Pull out every line below holding the word "screenshot".
#### Dataset content ####
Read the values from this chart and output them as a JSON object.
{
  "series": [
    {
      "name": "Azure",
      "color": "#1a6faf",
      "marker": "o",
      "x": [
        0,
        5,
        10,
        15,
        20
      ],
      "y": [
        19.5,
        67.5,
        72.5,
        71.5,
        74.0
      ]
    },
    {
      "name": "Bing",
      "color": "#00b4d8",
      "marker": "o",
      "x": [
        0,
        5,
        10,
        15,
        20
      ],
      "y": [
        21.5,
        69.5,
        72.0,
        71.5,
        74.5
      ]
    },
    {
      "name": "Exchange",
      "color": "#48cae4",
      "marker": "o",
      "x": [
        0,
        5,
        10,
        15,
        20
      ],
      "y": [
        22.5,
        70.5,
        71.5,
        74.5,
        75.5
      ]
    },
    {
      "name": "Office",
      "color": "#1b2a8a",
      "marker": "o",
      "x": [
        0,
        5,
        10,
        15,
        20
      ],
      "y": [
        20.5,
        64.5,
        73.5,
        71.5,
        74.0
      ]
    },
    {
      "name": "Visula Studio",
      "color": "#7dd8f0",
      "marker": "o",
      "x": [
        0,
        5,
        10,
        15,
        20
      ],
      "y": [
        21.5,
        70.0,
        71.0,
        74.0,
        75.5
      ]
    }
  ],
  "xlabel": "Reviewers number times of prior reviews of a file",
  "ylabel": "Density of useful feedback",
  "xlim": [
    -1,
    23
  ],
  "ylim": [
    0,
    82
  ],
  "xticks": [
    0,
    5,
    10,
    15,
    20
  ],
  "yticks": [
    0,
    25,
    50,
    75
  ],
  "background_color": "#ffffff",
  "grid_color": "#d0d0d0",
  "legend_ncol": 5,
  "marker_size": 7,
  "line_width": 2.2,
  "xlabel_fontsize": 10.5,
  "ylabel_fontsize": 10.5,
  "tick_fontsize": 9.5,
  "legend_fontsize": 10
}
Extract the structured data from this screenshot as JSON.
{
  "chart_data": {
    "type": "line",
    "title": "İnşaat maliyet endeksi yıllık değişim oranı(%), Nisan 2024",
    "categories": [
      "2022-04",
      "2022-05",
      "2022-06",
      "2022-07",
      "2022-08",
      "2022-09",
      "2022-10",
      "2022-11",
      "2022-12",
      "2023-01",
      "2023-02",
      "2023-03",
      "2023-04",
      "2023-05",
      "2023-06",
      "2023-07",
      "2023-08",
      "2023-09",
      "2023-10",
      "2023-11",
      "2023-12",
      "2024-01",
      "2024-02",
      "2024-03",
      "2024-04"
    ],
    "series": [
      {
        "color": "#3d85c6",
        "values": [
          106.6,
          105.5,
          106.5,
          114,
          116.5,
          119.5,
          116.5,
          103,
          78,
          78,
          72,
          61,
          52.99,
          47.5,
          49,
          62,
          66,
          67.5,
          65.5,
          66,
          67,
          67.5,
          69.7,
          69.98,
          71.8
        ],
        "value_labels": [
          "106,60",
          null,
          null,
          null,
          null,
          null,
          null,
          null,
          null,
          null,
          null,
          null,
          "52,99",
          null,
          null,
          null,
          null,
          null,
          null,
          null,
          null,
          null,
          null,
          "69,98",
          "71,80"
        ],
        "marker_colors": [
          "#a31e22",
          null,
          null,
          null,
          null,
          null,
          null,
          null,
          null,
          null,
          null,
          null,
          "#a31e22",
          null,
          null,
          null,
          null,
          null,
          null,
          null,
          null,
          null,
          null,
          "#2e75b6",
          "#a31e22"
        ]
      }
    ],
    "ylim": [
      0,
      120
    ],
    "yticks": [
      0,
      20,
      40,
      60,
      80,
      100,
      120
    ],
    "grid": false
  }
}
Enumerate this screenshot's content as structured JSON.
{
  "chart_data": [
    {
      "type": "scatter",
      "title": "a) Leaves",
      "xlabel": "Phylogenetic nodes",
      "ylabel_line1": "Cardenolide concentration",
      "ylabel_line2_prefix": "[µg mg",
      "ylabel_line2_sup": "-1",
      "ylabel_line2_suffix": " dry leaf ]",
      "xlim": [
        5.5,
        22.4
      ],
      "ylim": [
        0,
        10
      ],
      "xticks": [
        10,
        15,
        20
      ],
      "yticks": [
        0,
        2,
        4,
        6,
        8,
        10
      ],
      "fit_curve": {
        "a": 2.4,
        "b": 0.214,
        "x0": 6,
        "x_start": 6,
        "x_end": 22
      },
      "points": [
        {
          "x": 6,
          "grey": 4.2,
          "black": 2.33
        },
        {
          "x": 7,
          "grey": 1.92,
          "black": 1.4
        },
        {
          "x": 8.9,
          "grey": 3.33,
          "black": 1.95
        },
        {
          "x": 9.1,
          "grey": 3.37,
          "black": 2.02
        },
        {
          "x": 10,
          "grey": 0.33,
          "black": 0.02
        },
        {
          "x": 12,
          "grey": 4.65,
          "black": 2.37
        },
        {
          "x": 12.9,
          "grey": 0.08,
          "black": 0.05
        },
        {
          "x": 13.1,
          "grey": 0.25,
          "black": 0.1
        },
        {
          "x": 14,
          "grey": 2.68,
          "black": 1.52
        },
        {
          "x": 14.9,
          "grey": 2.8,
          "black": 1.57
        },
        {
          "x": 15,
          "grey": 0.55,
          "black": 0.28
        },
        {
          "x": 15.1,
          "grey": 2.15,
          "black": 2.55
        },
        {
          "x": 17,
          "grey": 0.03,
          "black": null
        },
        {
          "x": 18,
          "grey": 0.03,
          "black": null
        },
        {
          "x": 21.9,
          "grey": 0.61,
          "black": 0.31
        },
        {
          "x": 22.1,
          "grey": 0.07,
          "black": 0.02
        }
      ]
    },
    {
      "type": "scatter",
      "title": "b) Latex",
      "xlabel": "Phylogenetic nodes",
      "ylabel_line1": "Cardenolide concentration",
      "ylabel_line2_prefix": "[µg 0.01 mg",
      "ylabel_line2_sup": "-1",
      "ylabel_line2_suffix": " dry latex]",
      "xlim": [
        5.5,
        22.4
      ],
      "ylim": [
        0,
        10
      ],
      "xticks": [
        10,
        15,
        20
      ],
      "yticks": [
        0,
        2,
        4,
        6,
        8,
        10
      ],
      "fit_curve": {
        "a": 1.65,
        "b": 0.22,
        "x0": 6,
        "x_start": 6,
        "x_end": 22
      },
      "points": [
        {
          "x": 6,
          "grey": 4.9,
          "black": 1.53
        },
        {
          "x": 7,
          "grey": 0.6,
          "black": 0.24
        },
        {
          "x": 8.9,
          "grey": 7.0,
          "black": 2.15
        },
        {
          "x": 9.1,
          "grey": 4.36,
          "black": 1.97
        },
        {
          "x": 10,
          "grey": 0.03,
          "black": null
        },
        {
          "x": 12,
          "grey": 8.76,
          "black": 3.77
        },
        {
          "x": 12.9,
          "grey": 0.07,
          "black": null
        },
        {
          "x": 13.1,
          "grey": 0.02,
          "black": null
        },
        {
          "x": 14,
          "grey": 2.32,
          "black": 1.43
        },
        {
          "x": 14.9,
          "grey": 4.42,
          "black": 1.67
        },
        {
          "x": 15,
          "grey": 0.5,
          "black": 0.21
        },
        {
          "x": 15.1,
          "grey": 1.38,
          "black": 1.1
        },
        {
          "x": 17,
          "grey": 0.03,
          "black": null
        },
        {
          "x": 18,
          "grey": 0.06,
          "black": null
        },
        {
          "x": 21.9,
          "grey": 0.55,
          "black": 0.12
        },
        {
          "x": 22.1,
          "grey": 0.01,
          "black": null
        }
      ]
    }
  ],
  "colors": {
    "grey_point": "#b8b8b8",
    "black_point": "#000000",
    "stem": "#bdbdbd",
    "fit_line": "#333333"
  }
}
####
The answer ::
Extract the structured data from this screenshot as JSON.
Enumerate this screenshot's content as structured JSON.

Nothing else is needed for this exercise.